| PROBLEM STATEMENT |
Take every line where the string "diamond" appears and copy it.

| MATERIAL PROVIDED |

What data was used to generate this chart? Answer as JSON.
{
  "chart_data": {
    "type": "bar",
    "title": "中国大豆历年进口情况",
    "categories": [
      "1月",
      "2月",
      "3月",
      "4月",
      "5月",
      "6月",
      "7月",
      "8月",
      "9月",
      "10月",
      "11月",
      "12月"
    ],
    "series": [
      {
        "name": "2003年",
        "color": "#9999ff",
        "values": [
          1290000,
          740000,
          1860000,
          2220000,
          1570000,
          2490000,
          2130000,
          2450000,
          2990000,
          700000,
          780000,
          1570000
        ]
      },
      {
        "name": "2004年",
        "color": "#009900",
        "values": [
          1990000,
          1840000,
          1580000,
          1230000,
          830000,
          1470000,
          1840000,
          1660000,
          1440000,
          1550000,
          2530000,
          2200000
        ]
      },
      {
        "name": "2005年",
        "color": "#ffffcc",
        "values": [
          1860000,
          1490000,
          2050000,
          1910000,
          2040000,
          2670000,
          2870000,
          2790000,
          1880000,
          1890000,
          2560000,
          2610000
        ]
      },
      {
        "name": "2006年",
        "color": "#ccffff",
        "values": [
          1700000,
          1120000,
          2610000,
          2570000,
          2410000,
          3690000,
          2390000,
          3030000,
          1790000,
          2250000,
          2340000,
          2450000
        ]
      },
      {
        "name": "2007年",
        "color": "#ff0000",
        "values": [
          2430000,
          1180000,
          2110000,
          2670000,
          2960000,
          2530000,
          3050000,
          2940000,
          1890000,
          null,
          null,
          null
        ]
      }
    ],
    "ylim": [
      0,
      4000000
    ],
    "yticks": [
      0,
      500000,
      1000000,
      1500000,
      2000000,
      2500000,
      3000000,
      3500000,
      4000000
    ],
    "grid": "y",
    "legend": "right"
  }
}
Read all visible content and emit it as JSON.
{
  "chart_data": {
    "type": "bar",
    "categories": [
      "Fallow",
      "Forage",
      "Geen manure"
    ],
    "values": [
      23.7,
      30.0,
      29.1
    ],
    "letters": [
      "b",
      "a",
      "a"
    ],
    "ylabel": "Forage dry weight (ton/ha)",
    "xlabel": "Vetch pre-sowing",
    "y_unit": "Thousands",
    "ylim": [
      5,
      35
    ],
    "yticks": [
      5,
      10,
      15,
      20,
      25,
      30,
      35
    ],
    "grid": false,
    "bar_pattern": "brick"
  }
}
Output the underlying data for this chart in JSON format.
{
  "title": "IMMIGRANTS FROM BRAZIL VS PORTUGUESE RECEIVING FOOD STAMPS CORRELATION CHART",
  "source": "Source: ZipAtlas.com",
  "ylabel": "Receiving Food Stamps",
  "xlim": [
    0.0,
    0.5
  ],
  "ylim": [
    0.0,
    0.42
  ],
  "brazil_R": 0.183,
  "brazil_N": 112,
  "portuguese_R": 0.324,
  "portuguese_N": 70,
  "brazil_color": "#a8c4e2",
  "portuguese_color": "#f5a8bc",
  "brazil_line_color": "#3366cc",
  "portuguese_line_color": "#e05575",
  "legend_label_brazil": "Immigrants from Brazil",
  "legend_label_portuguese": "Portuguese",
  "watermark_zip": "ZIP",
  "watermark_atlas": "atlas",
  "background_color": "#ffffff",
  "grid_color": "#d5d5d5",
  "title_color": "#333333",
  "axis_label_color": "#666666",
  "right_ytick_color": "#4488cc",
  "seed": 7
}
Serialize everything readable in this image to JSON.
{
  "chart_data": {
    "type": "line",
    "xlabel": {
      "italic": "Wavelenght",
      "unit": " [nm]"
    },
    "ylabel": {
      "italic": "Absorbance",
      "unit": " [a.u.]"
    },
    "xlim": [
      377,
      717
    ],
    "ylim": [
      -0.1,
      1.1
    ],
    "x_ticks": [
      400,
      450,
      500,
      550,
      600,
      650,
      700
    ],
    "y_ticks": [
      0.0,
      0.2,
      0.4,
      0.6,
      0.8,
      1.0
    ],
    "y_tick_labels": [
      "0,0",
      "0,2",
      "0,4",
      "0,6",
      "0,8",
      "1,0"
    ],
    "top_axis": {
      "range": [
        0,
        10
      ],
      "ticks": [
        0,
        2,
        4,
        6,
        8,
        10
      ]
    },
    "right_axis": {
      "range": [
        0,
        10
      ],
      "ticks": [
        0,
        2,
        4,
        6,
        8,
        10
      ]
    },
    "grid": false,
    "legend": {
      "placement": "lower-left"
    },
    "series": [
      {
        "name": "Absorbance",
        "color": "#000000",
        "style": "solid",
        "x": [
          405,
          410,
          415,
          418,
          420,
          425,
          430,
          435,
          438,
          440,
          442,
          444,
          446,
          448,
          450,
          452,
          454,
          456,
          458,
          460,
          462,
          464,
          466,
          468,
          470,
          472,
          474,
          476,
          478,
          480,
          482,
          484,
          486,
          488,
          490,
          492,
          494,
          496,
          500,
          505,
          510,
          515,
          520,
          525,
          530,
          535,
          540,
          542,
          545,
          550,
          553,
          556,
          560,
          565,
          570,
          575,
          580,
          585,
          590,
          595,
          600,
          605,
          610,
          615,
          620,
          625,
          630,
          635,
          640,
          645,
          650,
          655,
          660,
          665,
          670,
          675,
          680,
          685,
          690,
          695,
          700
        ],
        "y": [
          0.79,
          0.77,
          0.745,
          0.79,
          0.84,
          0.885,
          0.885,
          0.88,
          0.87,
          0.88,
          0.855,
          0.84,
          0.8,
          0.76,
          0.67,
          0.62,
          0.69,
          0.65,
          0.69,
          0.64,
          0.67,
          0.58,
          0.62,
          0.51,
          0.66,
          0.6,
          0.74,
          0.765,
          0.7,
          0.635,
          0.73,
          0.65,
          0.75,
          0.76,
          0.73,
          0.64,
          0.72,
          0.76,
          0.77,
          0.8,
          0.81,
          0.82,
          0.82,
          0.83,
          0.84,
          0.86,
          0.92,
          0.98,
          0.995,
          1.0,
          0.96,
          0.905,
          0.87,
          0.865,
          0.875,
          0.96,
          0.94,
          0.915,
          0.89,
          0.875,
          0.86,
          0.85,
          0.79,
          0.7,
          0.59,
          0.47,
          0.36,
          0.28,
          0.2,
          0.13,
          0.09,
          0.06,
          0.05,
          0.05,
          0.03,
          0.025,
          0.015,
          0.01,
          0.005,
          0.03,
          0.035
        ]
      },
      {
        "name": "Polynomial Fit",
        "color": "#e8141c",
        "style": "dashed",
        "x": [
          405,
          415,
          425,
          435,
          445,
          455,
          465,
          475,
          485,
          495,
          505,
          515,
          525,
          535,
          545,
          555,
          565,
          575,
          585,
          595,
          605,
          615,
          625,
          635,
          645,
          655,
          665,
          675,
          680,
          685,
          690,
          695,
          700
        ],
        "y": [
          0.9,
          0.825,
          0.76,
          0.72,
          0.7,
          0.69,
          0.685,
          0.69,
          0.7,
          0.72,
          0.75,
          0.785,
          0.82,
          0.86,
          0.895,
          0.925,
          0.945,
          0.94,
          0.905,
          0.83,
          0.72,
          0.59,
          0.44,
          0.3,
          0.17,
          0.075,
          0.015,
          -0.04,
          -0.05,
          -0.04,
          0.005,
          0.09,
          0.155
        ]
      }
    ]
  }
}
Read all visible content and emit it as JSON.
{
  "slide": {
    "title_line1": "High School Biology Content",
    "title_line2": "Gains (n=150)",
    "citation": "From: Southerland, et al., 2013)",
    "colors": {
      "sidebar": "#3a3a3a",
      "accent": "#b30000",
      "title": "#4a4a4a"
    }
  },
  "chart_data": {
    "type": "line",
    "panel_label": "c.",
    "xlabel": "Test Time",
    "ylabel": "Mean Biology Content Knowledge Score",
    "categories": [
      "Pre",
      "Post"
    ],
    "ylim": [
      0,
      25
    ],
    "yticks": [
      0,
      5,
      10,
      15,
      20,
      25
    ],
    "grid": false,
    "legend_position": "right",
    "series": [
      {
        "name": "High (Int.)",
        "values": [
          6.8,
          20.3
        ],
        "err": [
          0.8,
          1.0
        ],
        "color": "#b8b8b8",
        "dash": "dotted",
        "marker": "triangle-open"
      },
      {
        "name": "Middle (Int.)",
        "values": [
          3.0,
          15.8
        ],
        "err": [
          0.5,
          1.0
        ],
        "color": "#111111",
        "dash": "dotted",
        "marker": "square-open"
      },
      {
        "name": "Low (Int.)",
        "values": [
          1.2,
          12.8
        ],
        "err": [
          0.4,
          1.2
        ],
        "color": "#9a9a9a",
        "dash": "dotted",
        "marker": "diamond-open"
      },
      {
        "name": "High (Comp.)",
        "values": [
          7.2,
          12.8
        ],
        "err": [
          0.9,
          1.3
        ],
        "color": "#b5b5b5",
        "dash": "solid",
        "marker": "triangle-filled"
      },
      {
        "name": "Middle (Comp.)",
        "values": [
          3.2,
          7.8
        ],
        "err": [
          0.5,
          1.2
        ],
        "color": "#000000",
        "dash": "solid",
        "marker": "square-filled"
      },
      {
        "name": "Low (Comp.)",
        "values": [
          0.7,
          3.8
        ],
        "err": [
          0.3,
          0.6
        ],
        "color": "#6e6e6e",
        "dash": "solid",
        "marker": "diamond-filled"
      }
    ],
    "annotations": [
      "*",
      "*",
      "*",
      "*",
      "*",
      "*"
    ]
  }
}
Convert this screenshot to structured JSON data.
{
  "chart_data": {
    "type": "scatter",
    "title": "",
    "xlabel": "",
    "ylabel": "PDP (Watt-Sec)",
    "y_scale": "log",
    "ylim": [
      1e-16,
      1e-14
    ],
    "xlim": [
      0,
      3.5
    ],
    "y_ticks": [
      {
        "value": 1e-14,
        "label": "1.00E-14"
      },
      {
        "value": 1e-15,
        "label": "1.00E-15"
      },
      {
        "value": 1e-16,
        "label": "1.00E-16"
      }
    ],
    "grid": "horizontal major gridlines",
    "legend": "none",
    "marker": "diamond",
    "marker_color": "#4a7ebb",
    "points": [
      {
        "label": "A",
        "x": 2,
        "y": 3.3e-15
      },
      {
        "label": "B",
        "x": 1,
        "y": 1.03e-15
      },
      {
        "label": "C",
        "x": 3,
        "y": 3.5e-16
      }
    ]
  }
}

| RESPONSE TO THIS TASK |
        "marker": "diamond-open"
        "marker": "diamond-filled"
    "marker": "diamond",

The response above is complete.